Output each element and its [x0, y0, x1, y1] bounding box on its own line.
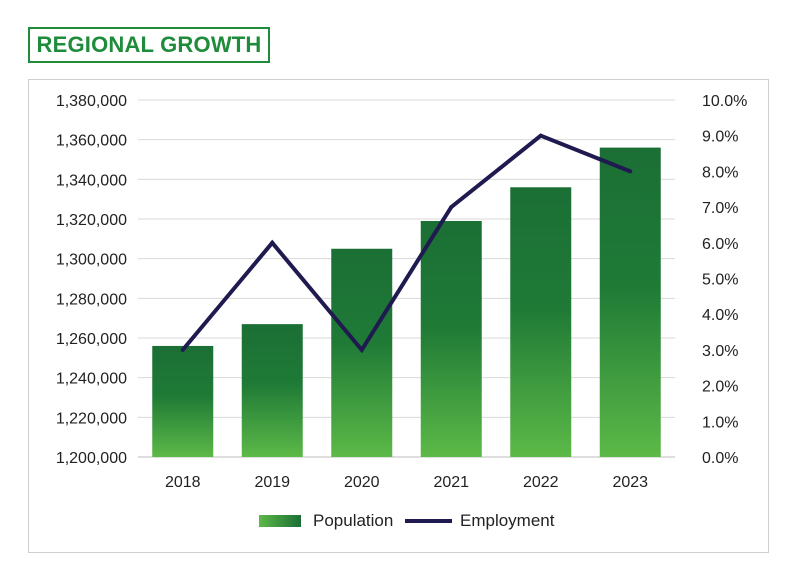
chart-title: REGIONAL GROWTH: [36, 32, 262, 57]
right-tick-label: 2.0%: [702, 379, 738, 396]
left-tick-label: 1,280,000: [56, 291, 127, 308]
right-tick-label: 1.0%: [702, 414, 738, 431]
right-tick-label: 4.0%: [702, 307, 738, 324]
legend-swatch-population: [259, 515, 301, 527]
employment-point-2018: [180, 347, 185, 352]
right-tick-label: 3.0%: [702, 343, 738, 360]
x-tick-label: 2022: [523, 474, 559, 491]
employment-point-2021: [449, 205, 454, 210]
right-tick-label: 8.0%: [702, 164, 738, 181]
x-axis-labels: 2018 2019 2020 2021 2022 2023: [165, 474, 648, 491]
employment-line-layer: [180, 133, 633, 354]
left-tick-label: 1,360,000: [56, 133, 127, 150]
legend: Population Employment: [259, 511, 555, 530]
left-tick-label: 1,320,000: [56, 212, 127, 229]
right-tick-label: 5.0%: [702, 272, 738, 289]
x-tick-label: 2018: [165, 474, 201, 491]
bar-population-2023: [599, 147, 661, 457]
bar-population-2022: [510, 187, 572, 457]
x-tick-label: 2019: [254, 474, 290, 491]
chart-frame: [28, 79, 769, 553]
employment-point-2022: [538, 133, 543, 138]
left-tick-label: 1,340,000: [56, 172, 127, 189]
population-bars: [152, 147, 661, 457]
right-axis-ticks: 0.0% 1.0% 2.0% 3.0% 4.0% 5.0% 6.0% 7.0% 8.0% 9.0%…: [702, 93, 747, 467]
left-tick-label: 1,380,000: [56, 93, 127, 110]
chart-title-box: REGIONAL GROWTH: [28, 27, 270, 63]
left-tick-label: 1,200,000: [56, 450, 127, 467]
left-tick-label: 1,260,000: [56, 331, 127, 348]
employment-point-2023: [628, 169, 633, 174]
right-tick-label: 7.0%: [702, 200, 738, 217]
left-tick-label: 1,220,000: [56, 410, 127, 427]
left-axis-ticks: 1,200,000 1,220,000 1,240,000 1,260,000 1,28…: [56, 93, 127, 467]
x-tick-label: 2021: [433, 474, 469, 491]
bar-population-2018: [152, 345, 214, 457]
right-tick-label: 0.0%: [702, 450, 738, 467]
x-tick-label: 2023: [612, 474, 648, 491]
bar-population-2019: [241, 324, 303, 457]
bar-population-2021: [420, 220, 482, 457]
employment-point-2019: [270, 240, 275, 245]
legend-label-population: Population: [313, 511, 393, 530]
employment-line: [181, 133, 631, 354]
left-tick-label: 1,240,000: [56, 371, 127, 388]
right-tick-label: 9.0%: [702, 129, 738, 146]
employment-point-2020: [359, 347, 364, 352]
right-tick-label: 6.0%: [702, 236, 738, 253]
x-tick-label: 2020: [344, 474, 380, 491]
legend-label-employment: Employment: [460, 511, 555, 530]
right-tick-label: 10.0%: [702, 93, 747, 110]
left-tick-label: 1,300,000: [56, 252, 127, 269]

----

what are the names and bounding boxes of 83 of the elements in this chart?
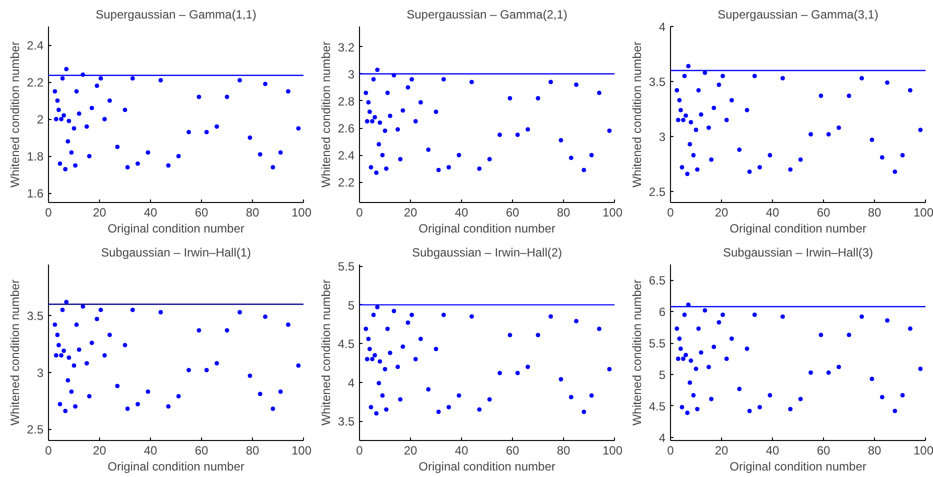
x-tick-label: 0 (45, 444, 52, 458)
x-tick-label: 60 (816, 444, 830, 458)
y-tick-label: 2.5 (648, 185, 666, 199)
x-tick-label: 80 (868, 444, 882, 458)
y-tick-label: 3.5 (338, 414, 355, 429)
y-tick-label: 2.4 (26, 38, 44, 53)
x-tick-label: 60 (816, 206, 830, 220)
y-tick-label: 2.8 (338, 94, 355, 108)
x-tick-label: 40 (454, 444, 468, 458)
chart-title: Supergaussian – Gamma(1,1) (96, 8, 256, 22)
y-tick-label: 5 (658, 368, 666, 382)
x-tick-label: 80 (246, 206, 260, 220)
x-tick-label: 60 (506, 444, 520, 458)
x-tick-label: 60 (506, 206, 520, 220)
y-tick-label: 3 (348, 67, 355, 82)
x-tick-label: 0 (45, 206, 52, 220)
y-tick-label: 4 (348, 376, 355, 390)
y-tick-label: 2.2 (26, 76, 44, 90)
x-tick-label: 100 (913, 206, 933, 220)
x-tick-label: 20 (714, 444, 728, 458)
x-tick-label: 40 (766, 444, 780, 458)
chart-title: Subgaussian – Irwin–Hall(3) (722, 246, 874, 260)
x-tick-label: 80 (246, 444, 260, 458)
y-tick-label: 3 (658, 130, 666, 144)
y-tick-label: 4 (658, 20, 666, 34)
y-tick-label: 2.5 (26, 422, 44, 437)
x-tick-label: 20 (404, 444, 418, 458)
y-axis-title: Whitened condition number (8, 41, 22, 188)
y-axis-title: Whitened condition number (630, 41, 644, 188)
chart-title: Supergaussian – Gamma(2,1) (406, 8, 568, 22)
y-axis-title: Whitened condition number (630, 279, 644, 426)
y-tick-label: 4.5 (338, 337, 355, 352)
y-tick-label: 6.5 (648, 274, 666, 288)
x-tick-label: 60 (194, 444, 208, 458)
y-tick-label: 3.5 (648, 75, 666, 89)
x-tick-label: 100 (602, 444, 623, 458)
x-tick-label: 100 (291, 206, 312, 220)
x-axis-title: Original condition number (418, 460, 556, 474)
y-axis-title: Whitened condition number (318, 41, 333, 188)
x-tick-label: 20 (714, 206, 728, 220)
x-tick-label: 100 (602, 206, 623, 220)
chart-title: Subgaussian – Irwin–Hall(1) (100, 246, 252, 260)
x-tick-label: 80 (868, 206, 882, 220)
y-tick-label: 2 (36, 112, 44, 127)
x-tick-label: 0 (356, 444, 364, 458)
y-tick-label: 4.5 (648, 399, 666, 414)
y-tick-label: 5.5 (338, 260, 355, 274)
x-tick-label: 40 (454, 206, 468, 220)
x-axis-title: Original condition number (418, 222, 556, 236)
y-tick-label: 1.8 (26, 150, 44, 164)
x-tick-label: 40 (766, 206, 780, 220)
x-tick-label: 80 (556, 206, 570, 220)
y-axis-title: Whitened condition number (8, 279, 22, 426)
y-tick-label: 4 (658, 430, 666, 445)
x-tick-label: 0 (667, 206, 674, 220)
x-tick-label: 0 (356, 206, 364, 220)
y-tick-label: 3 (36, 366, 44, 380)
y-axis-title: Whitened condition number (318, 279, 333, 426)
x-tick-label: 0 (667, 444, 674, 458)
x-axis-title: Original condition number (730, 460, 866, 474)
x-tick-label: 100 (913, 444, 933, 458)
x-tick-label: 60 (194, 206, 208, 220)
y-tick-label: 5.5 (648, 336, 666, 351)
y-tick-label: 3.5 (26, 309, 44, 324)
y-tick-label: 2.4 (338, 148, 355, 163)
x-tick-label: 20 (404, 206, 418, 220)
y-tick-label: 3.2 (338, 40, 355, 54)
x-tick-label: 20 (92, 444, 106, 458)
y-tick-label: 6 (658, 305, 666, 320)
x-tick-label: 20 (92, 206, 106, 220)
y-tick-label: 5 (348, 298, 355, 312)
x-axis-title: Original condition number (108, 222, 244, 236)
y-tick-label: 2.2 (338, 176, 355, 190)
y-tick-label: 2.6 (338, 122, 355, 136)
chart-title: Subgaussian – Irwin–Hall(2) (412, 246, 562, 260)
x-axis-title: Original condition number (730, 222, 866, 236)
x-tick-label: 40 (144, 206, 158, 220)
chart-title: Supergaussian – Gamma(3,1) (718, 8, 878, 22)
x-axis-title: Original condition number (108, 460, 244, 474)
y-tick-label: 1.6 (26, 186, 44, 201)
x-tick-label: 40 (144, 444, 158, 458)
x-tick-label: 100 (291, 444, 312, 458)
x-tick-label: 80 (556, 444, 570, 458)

----

_Work to be completed_. Duplicate the items from the line with "x-tick-label: 0 (45, 444, 52, 458)" up to and including the line with "y-tick-label: 4 (348, 376, 355, 390)", keeping each line as it appears.

_Written answer_.
x-tick-label: 0 (45, 444, 52, 458)
x-tick-label: 60 (816, 444, 830, 458)
y-tick-label: 2.5 (648, 185, 666, 199)
x-tick-label: 80 (868, 444, 882, 458)
y-tick-label: 3.5 (338, 414, 355, 429)
y-tick-label: 2.4 (26, 38, 44, 53)
x-tick-label: 60 (816, 206, 830, 220)
y-tick-label: 2.8 (338, 94, 355, 108)
x-tick-label: 40 (454, 444, 468, 458)
chart-title: Supergaussian – Gamma(1,1) (96, 8, 256, 22)
y-tick-label: 5 (658, 368, 666, 382)
x-tick-label: 80 (246, 206, 260, 220)
x-tick-label: 60 (506, 444, 520, 458)
x-tick-label: 60 (506, 206, 520, 220)
y-tick-label: 3 (348, 67, 355, 82)
x-tick-label: 0 (45, 206, 52, 220)
y-tick-label: 4 (348, 376, 355, 390)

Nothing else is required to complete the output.